PROBLEM REQUIREMENTS:
Gather every line of the entries that includes the word "Японию".
++++ EXTRACTED INFORMATION
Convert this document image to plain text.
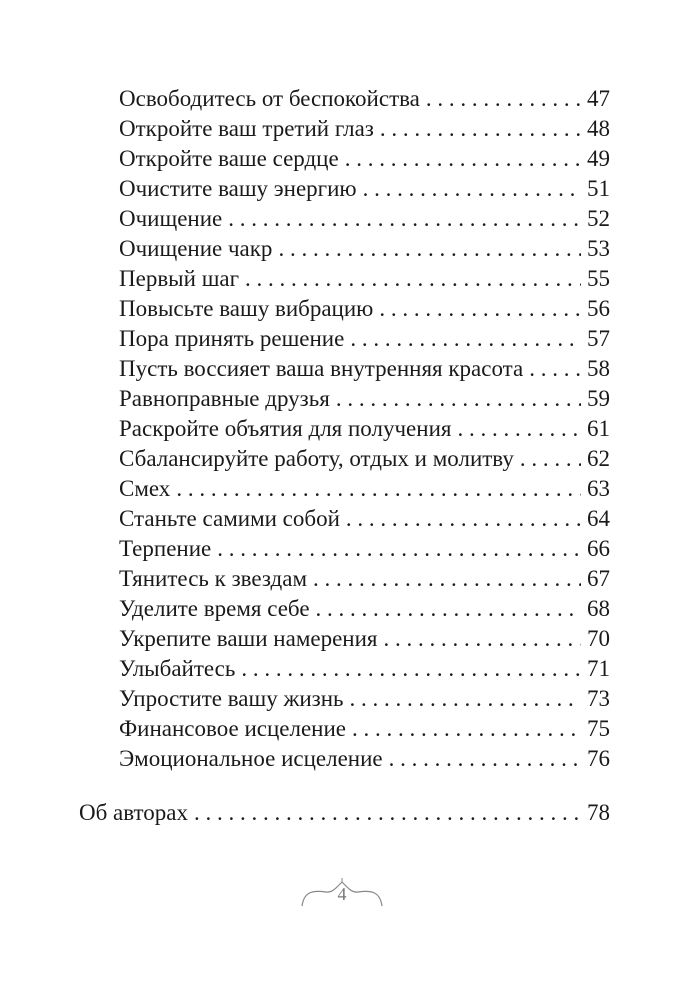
Освободитесь от беспокойства . . .	47
Откройте ваш третий глаз . . .	48
Откройте ваше сердце . . .	49
Очистите вашу энергию . . .	51
Очищение . . .	52
Очищение чакр . . .	53
Первый шаг . . .	55
Повысьте вашу вибрацию . . .	56
Пора принять решение . . .	57
Пусть воссияет ваша внутренняя красота . . .	58
Равноправные друзья . . .	59
Раскройте объятия для получения . . .	61
Сбалансируйте работу, отдых и молитву . . .	62
Смех . . .	63
Станьте самими собой . . .	64
Терпение . . .	66
Тянитесь к звездам . . .	67
Уделите время себе . . .	68
Укрепите ваши намерения . . .	70
Улыбайтесь . . .	71
Упростите вашу жизнь . . .	73
Финансовое исцеление . . .	75
Эмоциональное исцеление . . .	76
Об авторах . . .	78
4
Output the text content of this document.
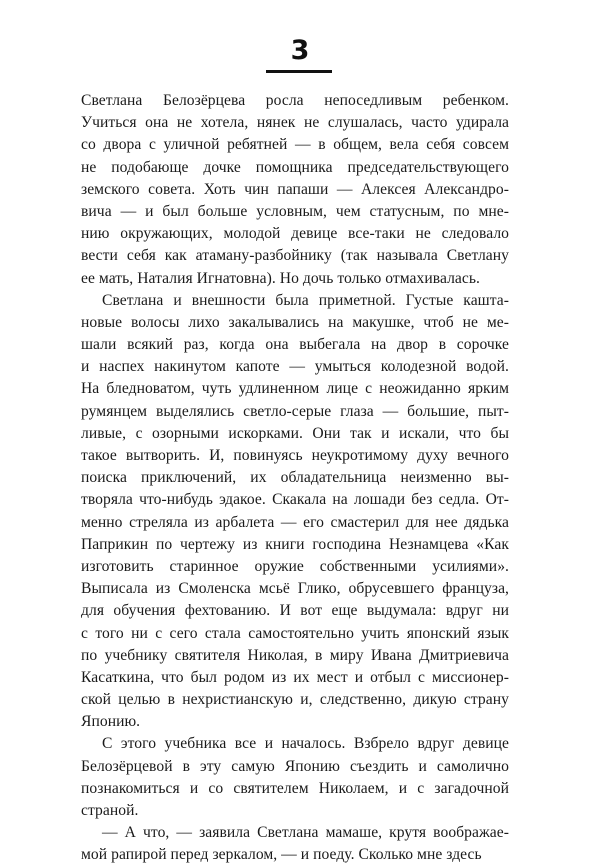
3
Светлана Белозёрцева росла непоседливым ребенком.
Учиться она не хотела, нянек не слушалась, часто удирала
со двора с уличной ребятней — в общем, вела себя совсем
не подобающе дочке помощника председательствующего
земского совета. Хоть чин папаши — Алексея Александро-
вича — и был больше условным, чем статусным, по мне-
нию окружающих, молодой девице все-таки не следовало
вести себя как атаману-разбойнику (так называла Светлану
ее мать, Наталия Игнатовна). Но дочь только отмахивалась.
Светлана и внешности была приметной. Густые кашта-
новые волосы лихо закалывались на макушке, чтоб не ме-
шали всякий раз, когда она выбегала на двор в сорочке
и наспех накинутом капоте — умыться колодезной водой.
На бледноватом, чуть удлиненном лице с неожиданно ярким
румянцем выделялись светло-серые глаза — большие, пыт-
ливые, с озорными искорками. Они так и искали, что бы
такое вытворить. И, повинуясь неукротимому духу вечного
поиска приключений, их обладательница неизменно вы-
творяла что-нибудь эдакое. Скакала на лошади без седла. От-
менно стреляла из арбалета — его смастерил для нее дядька
Паприкин по чертежу из книги господина Незнамцева «Как
изготовить старинное оружие собственными усилиями».
Выписала из Смоленска мсьё Глико, обрусевшего француза,
для обучения фехтованию. И вот еще выдумала: вдруг ни
с того ни с сего стала самостоятельно учить японский язык
по учебнику святителя Николая, в миру Ивана Дмитриевича
Касаткина, что был родом из их мест и отбыл с миссионер-
ской целью в нехристианскую и, следственно, дикую страну
Японию.
С этого учебника все и началось. Взбрело вдруг девице
Белозёрцевой в эту самую Японию съездить и самолично
познакомиться и со святителем Николаем, и с загадочной
страной.
— А что, — заявила Светлана мамаше, крутя воображае-
мой рапирой перед зеркалом, — и поеду. Сколько мне здесь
++++++++
RESPONSE BELOW:
Японию.
Белозёрцевой в эту самую Японию съездить и самолично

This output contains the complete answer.